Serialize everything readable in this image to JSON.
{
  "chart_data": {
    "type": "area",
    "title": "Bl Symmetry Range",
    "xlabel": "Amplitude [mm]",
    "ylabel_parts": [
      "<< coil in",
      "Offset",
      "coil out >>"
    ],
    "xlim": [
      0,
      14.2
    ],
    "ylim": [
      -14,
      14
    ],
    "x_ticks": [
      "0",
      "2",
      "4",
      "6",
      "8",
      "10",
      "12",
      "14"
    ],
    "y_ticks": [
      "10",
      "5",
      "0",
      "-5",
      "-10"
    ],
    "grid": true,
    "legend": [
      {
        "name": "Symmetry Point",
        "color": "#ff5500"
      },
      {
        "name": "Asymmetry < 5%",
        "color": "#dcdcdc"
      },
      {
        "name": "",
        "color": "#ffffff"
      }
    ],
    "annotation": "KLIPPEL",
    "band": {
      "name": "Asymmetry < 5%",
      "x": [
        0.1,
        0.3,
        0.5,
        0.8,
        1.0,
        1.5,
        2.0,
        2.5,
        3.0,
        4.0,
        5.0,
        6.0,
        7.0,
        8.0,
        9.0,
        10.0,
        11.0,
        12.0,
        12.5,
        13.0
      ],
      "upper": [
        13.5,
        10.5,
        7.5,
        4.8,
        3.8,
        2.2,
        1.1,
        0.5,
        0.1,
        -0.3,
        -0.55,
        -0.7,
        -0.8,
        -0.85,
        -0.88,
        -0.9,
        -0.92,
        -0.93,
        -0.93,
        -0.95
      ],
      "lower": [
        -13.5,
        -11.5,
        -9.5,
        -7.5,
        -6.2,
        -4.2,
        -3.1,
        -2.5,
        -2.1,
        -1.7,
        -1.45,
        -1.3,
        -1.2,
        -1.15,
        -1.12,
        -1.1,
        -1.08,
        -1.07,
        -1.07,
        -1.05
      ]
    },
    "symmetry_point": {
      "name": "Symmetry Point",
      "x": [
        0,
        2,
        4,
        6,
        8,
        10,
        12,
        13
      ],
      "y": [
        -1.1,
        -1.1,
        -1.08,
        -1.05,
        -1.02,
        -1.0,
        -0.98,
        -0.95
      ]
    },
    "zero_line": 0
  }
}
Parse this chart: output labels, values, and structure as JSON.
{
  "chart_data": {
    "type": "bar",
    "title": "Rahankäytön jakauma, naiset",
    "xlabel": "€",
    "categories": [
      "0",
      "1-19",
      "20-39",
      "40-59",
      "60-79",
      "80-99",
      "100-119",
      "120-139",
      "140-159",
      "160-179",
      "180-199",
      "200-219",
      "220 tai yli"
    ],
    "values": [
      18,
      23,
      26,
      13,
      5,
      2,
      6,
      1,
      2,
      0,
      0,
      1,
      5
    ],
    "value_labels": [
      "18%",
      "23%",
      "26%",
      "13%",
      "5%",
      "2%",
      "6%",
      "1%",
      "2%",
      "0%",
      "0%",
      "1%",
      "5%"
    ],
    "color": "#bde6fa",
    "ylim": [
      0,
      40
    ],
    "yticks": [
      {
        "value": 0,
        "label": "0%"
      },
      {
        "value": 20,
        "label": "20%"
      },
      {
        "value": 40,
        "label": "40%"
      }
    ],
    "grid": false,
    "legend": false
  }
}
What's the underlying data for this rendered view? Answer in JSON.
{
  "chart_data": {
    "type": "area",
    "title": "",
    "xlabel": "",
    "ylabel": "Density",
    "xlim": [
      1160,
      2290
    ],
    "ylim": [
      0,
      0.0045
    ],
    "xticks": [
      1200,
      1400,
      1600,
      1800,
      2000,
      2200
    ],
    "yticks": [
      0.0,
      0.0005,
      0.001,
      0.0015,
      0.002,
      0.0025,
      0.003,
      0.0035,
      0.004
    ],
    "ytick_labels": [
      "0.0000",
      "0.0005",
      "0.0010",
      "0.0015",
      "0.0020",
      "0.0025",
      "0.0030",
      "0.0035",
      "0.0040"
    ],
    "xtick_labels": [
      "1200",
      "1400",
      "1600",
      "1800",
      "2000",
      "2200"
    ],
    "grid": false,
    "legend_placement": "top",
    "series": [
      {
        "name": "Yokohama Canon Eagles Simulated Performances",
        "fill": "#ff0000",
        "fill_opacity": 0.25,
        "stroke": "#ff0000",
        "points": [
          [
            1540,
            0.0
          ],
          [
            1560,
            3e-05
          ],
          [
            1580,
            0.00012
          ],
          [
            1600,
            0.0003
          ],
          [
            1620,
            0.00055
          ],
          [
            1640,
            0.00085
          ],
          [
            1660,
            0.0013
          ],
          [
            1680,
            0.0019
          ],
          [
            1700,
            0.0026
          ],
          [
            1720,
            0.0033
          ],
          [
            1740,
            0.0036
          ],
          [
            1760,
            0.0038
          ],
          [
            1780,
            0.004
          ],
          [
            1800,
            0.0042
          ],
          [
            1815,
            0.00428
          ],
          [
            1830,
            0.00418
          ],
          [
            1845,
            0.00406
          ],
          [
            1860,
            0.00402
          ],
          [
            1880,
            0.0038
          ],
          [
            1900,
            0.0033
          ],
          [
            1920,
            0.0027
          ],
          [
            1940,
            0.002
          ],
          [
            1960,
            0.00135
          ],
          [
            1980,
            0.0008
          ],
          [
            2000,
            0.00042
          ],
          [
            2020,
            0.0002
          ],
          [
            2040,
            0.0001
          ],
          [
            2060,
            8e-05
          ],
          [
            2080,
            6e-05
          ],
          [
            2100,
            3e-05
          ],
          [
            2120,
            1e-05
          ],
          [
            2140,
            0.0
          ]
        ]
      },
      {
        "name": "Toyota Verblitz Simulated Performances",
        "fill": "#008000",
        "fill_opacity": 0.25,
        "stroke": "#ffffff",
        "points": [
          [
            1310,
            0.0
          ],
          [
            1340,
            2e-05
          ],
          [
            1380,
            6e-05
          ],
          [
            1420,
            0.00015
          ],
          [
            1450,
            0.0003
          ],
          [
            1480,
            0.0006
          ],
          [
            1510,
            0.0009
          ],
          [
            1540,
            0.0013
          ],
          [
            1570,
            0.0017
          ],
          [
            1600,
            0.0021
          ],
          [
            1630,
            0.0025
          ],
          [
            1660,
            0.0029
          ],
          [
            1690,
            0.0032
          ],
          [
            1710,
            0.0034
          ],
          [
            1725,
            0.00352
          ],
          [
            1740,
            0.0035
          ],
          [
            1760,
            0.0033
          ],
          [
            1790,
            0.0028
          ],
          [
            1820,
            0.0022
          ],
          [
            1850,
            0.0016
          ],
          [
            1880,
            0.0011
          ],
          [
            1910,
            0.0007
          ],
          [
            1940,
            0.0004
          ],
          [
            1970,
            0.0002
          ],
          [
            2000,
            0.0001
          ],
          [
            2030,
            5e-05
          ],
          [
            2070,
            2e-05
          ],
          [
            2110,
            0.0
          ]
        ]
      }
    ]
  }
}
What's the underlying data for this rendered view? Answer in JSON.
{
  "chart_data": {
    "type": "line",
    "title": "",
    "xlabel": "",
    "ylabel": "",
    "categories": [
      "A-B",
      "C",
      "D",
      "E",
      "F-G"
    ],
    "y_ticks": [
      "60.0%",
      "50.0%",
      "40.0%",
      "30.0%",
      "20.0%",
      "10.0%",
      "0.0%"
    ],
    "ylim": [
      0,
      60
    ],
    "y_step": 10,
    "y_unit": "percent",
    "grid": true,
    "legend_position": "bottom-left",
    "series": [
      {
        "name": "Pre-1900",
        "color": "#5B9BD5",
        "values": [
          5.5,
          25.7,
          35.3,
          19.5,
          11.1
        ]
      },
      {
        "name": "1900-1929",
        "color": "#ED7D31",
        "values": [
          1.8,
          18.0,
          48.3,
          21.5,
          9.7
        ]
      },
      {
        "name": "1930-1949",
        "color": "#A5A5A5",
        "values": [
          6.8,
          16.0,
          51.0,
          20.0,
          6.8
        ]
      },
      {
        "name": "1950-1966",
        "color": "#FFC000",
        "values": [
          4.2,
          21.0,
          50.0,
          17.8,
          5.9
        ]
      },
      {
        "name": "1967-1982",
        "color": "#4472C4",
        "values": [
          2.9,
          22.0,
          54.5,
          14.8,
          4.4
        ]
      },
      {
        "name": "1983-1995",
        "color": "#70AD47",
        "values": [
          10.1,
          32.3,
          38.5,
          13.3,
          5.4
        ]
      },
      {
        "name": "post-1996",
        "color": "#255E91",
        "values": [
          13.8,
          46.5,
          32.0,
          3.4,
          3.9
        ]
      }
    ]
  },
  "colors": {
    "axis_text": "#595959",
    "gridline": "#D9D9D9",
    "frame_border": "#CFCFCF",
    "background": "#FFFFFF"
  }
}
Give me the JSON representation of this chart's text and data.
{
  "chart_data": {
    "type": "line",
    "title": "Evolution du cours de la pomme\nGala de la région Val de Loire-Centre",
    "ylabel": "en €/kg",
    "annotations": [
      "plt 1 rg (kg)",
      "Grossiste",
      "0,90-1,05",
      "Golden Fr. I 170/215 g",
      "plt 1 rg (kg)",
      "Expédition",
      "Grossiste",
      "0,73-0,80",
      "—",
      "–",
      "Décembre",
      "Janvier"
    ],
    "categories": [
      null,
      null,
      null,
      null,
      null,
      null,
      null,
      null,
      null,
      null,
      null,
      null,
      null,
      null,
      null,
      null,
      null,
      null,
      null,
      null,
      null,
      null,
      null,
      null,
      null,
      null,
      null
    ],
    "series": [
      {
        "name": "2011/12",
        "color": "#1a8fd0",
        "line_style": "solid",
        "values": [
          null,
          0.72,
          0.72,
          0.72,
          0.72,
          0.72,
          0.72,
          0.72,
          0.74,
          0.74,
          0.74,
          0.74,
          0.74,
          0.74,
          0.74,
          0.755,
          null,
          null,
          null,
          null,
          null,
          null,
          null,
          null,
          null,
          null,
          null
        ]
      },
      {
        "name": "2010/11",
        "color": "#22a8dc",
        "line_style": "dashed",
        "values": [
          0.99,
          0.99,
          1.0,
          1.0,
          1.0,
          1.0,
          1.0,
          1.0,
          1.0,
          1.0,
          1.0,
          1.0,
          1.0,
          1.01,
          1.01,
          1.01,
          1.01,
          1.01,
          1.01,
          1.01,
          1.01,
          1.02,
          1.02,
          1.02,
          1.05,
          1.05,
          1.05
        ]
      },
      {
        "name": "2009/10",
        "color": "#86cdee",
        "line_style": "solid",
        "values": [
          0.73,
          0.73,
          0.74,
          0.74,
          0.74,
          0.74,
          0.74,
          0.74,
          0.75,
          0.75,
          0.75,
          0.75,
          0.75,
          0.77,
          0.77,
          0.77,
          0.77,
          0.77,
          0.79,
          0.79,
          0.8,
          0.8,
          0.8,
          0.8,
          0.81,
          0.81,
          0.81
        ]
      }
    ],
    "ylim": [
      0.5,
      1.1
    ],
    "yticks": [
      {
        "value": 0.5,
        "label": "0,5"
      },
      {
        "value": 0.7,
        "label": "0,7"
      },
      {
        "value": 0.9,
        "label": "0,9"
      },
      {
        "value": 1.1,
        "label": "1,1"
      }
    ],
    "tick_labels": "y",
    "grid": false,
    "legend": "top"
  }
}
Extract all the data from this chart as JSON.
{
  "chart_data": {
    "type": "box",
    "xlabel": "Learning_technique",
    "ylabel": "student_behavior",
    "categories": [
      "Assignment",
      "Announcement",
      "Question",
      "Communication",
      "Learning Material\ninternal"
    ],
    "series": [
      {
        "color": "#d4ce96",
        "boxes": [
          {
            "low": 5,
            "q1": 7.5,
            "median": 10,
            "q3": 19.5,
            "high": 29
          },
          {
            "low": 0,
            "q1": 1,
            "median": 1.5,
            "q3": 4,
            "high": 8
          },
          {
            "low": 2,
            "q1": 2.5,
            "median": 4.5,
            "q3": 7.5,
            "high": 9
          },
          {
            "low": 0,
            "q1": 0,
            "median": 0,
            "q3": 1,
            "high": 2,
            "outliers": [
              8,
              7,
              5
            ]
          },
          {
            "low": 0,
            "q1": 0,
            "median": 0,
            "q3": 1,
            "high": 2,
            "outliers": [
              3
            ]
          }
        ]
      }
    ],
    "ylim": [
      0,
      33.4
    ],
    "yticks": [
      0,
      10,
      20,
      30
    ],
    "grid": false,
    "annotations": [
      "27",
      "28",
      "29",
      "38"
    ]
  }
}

● Short task:
From the line containing "Extract all the data from this chart as JSON." down to the last line, reproduce the records exactly. Include both ends.

● Right answer:
Extract all the data from this chart as JSON.
{
  "chart_data": {
    "type": "box",
    "xlabel": "Learning_technique",
    "ylabel": "student_behavior",
    "categories": [
      "Assignment",
      "Announcement",
      "Question",
      "Communication",
      "Learning Material\ninternal"
    ],
    "series": [
      {
        "color": "#d4ce96",
        "boxes": [
          {
            "low": 5,
            "q1": 7.5,
            "median": 10,
            "q3": 19.5,
            "high": 29
          },
          {
            "low": 0,
            "q1": 1,
            "median": 1.5,
            "q3": 4,
            "high": 8
          },
          {
            "low": 2,
            "q1": 2.5,
            "median": 4.5,
            "q3": 7.5,
            "high": 9
          },
          {
            "low": 0,
            "q1": 0,
            "median": 0,
            "q3": 1,
            "high": 2,
            "outliers": [
              8,
              7,
              5
            ]
          },
          {
            "low": 0,
            "q1": 0,
            "median": 0,
            "q3": 1,
            "high": 2,
            "outliers": [
              3
            ]
          }
        ]
      }
    ],
    "ylim": [
      0,
      33.4
    ],
    "yticks": [
      0,
      10,
      20,
      30
    ],
    "grid": false,
    "annotations": [
      "27",
      "28",
      "29",
      "38"
    ]
  }
}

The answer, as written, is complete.